» INPUT MATERIAL:
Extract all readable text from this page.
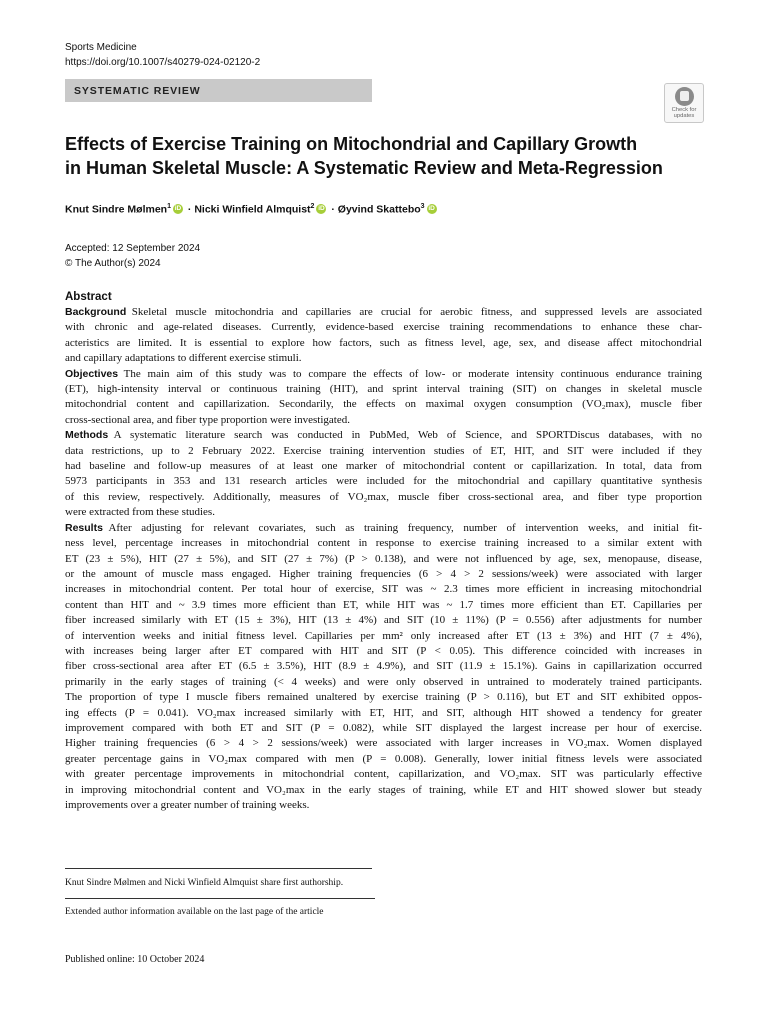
Sports Medicine
https://doi.org/10.1007/s40279-024-02120-2
SYSTEMATIC REVIEW
Check for
updates
Effects of Exercise Training on Mitochondrial and Capillary Growth
in Human Skeletal Muscle: A Systematic Review and Meta-Regression
Knut Sindre Mølmen$^1$ iD · Nicki Winfield Almquist$^2$ iD · Øyvind Skattebo$^3$ iD
Accepted: 12 September 2024
© The Author(s) 2024
Abstract
Background  Skeletal muscle mitochondria and capillaries are crucial for aerobic fitness, and suppressed levels are associated
with chronic and age-related diseases. Currently, evidence-based exercise training recommendations to enhance these char-
acteristics are limited. It is essential to explore how factors, such as fitness level, age, sex, and disease affect mitochondrial
and capillary adaptations to different exercise stimuli.
Objectives  The main aim of this study was to compare the effects of low- or moderate intensity continuous endurance training
(ET), high-intensity interval or continuous training (HIT), and sprint interval training (SIT) on changes in skeletal muscle
mitochondrial content and capillarization. Secondarily, the effects on maximal oxygen consumption (VO₂max), muscle fiber
cross-sectional area, and fiber type proportion were investigated.
Methods  A systematic literature search was conducted in PubMed, Web of Science, and SPORTDiscus databases, with no
data restrictions, up to 2 February 2022. Exercise training intervention studies of ET, HIT, and SIT were included if they
had baseline and follow-up measures of at least one marker of mitochondrial content or capillarization. In total, data from
5973 participants in 353 and 131 research articles were included for the mitochondrial and capillary quantitative synthesis
of this review, respectively. Additionally, measures of VO₂max, muscle fiber cross-sectional area, and fiber type proportion
were extracted from these studies.
Results  After adjusting for relevant covariates, such as training frequency, number of intervention weeks, and initial fit-
ness level, percentage increases in mitochondrial content in response to exercise training increased to a similar extent with
ET (23 ± 5%), HIT (27 ± 5%), and SIT (27 ± 7%) (P > 0.138), and were not influenced by age, sex, menopause, disease,
or the amount of muscle mass engaged. Higher training frequencies (6 > 4 > 2 sessions/week) were associated with larger
increases in mitochondrial content. Per total hour of exercise, SIT was ~ 2.3 times more efficient in increasing mitochondrial
content than HIT and ~ 3.9 times more efficient than ET, while HIT was ~ 1.7 times more efficient than ET. Capillaries per
fiber increased similarly with ET (15 ± 3%), HIT (13 ± 4%) and SIT (10 ± 11%) (P = 0.556) after adjustments for number
of intervention weeks and initial fitness level. Capillaries per mm² only increased after ET (13 ± 3%) and HIT (7 ± 4%),
with increases being larger after ET compared with HIT and SIT (P < 0.05). This difference coincided with increases in
fiber cross-sectional area after ET (6.5 ± 3.5%), HIT (8.9 ± 4.9%), and SIT (11.9 ± 15.1%). Gains in capillarization occurred
primarily in the early stages of training (< 4 weeks) and were only observed in untrained to moderately trained participants.
The proportion of type I muscle fibers remained unaltered by exercise training (P > 0.116), but ET and SIT exhibited oppos-
ing effects (P = 0.041). VO₂max increased similarly with ET, HIT, and SIT, although HIT showed a tendency for greater
improvement compared with both ET and SIT (P = 0.082), while SIT displayed the largest increase per hour of exercise.
Higher training frequencies (6 > 4 > 2 sessions/week) were associated with larger increases in VO₂max. Women displayed
greater percentage gains in VO₂max compared with men (P = 0.008). Generally, lower initial fitness levels were associated
with greater percentage improvements in mitochondrial content, capillarization, and VO₂max. SIT was particularly effective
in improving mitochondrial content and VO₂max in the early stages of training, while ET and HIT showed slower but steady
improvements over a greater number of training weeks.
Knut Sindre Mølmen and Nicki Winfield Almquist share first authorship.
Extended author information available on the last page of the article
Published online: 10 October 2024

» THE EXERCISE: Pick out the lines that contain "included" and copy them.

» SOLUTION TO THE PROBLEM:
data restrictions, up to 2 February 2022. Exercise training intervention studies of ET, HIT, and SIT were included if they
5973 participants in 353 and 131 research articles were included for the mitochondrial and capillary quantitative synthesis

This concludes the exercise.